* _THE TASK_
Write out all of the entries exactly as given.

[Stored data]
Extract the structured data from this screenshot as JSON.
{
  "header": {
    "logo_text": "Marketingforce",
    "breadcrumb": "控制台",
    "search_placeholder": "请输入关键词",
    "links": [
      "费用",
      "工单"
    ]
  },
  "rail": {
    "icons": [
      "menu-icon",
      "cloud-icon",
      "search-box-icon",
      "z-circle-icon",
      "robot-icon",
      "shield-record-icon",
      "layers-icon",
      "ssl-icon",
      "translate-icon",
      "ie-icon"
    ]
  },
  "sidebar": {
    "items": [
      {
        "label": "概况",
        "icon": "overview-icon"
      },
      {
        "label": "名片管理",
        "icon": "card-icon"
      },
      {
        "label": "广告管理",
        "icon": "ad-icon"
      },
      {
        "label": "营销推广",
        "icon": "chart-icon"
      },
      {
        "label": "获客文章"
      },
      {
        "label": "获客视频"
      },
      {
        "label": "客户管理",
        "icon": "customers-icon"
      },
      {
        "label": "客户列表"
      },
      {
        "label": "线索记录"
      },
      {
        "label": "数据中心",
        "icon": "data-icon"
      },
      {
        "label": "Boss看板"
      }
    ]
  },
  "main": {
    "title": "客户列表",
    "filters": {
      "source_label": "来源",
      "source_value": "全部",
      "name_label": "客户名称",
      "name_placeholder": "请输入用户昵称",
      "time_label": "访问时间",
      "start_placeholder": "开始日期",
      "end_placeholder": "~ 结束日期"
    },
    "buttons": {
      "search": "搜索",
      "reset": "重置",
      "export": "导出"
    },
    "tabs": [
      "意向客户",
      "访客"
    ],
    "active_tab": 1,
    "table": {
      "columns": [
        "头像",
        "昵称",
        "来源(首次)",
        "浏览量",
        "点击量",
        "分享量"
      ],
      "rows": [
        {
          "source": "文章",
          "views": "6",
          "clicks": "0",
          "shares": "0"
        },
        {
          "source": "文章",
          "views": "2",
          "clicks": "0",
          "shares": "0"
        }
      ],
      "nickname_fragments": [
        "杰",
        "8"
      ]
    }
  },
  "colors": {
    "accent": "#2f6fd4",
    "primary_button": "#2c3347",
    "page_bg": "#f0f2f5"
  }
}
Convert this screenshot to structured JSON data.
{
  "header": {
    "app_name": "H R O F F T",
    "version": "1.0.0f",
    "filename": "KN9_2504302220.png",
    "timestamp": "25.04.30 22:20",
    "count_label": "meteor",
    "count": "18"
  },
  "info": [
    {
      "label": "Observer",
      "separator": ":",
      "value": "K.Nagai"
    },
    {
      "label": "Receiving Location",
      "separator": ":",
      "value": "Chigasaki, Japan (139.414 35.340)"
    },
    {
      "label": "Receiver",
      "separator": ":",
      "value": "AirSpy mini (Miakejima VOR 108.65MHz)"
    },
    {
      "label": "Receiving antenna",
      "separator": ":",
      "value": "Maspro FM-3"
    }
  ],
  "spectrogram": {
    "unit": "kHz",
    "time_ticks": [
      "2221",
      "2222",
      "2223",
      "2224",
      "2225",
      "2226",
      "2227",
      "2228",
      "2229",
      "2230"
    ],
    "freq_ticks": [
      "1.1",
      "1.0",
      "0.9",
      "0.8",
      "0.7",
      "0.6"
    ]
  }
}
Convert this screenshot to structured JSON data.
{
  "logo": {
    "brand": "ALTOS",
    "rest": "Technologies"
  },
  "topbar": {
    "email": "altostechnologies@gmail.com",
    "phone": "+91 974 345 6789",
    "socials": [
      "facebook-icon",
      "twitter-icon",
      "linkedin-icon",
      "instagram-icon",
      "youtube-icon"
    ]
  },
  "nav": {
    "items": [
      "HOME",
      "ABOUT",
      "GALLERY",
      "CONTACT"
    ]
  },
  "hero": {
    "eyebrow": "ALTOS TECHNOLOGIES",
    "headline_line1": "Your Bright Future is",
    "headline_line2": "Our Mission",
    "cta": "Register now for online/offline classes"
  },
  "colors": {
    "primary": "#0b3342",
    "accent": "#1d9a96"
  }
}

* _RESULT FOR THIS TASK_
Extract the structured data from this screenshot as JSON.
{
  "header": {
    "logo_text": "Marketingforce",
    "breadcrumb": "控制台",
    "search_placeholder": "请输入关键词",
    "links": [
      "费用",
      "工单"
    ]
  },
  "rail": {
    "icons": [
      "menu-icon",
      "cloud-icon",
      "search-box-icon",
      "z-circle-icon",
      "robot-icon",
      "shield-record-icon",
      "layers-icon",
      "ssl-icon",
      "translate-icon",
      "ie-icon"
    ]
  },
  "sidebar": {
    "items": [
      {
        "label": "概况",
        "icon": "overview-icon"
      },
      {
        "label": "名片管理",
        "icon": "card-icon"
      },
      {
        "label": "广告管理",
        "icon": "ad-icon"
      },
      {
        "label": "营销推广",
        "icon": "chart-icon"
      },
      {
        "label": "获客文章"
      },
      {
        "label": "获客视频"
      },
      {
        "label": "客户管理",
        "icon": "customers-icon"
      },
      {
        "label": "客户列表"
      },
      {
        "label": "线索记录"
      },
      {
        "label": "数据中心",
        "icon": "data-icon"
      },
      {
        "label": "Boss看板"
      }
    ]
  },
  "main": {
    "title": "客户列表",
    "filters": {
      "source_label": "来源",
      "source_value": "全部",
      "name_label": "客户名称",
      "name_placeholder": "请输入用户昵称",
      "time_label": "访问时间",
      "start_placeholder": "开始日期",
      "end_placeholder": "~ 结束日期"
    },
    "buttons": {
      "search": "搜索",
      "reset": "重置",
      "export": "导出"
    },
    "tabs": [
      "意向客户",
      "访客"
    ],
    "active_tab": 1,
    "table": {
      "columns": [
        "头像",
        "昵称",
        "来源(首次)",
        "浏览量",
        "点击量",
        "分享量"
      ],
      "rows": [
        {
          "source": "文章",
          "views": "6",
          "clicks": "0",
          "shares": "0"
        },
        {
          "source": "文章",
          "views": "2",
          "clicks": "0",
          "shares": "0"
        }
      ],
      "nickname_fragments": [
        "杰",
        "8"
      ]
    }
  },
  "colors": {
    "accent": "#2f6fd4",
    "primary_button": "#2c3347",
    "page_bg": "#f0f2f5"
  }
}
Convert this screenshot to structured JSON data.
{
  "header": {
    "app_name": "H R O F F T",
    "version": "1.0.0f",
    "filename": "KN9_2504302220.png",
    "timestamp": "25.04.30 22:20",
    "count_label": "meteor",
    "count": "18"
  },
  "info": [
    {
      "label": "Observer",
      "separator": ":",
      "value": "K.Nagai"
    },
    {
      "label": "Receiving Location",
      "separator": ":",
      "value": "Chigasaki, Japan (139.414 35.340)"
    },
    {
      "label": "Receiver",
      "separator": ":",
      "value": "AirSpy mini (Miakejima VOR 108.65MHz)"
    },
    {
      "label": "Receiving antenna",
      "separator": ":",
      "value": "Maspro FM-3"
    }
  ],
  "spectrogram": {
    "unit": "kHz",
    "time_ticks": [
      "2221",
      "2222",
      "2223",
      "2224",
      "2225",
      "2226",
      "2227",
      "2228",
      "2229",
      "2230"
    ],
    "freq_ticks": [
      "1.1",
      "1.0",
      "0.9",
      "0.8",
      "0.7",
      "0.6"
    ]
  }
}
Convert this screenshot to structured JSON data.
{
  "logo": {
    "brand": "ALTOS",
    "rest": "Technologies"
  },
  "topbar": {
    "email": "altostechnologies@gmail.com",
    "phone": "+91 974 345 6789",
    "socials": [
      "facebook-icon",
      "twitter-icon",
      "linkedin-icon",
      "instagram-icon",
      "youtube-icon"
    ]
  },
  "nav": {
    "items": [
      "HOME",
      "ABOUT",
      "GALLERY",
      "CONTACT"
    ]
  },
  "hero": {
    "eyebrow": "ALTOS TECHNOLOGIES",
    "headline_line1": "Your Bright Future is",
    "headline_line2": "Our Mission",
    "cta": "Register now for online/offline classes"
  },
  "colors": {
    "primary": "#0b3342",
    "accent": "#1d9a96"
  }
}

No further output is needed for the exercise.